Task goal :: Please count the lines in the listing below where the word "will" appears. Give the number only.
*** Supplied information
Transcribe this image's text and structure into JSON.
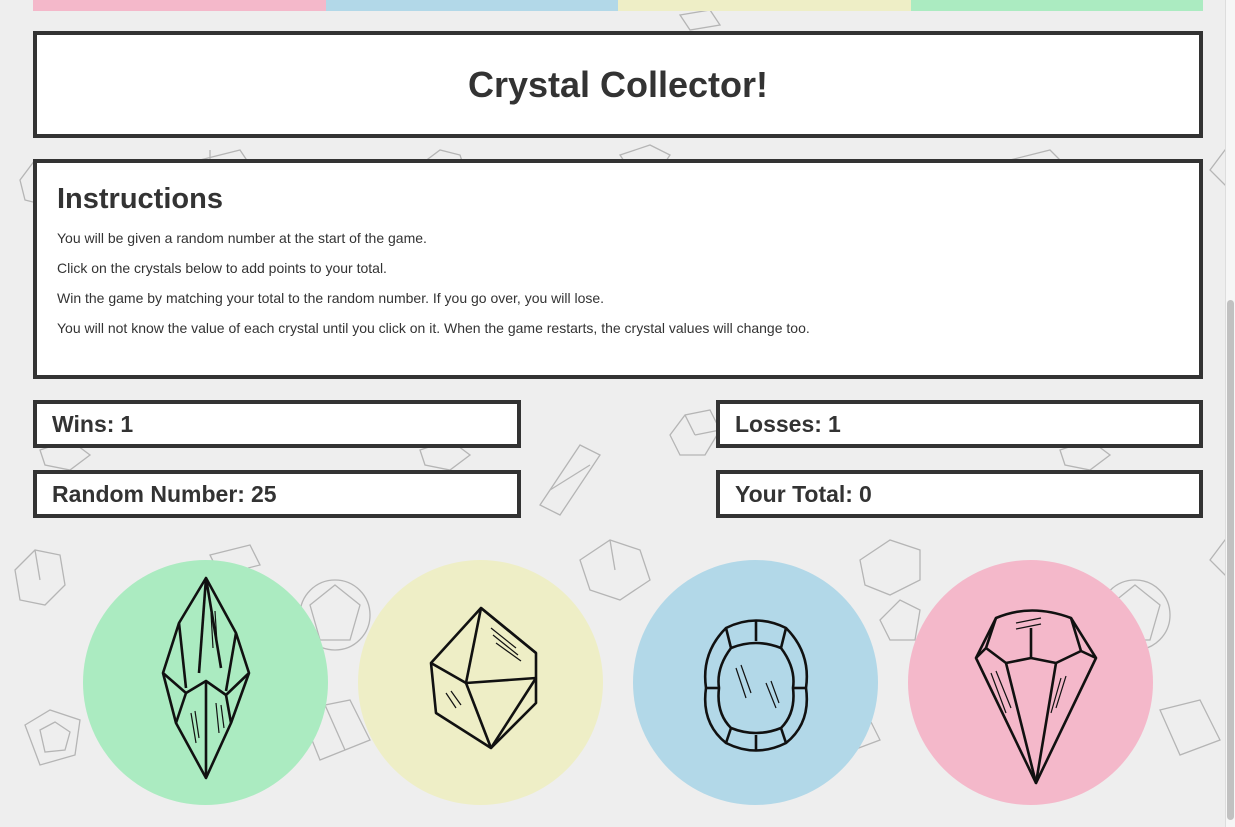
{
  "colors": {
    "green": "#abebc1",
    "yellow": "#eeeec6",
    "blue": "#b2d8e8",
    "pink": "#f4b8ca",
    "border": "#333333",
    "background": "#eeeeee"
  },
  "header": {
    "title": "Crystal Collector!"
  },
  "instructions": {
    "heading": "Instructions",
    "lines": [
      "You will be given a random number at the start of the game.",
      "Click on the crystals below to add points to your total.",
      "Win the game by matching your total to the random number. If you go over, you will lose.",
      "You will not know the value of each crystal until you click on it. When the game restarts, the crystal values will change too."
    ]
  },
  "stats": {
    "wins_label": "Wins:",
    "wins": "1",
    "losses_label": "Losses:",
    "losses": "1",
    "random_label": "Random Number:",
    "random": "25",
    "total_label": "Your Total:",
    "total": "0"
  },
  "crystals": [
    {
      "icon": "long-crystal-icon",
      "color": "green"
    },
    {
      "icon": "octahedron-crystal-icon",
      "color": "yellow"
    },
    {
      "icon": "cushion-gem-icon",
      "color": "blue"
    },
    {
      "icon": "diamond-gem-icon",
      "color": "pink"
    }
  ]
}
******
Solution below :: 3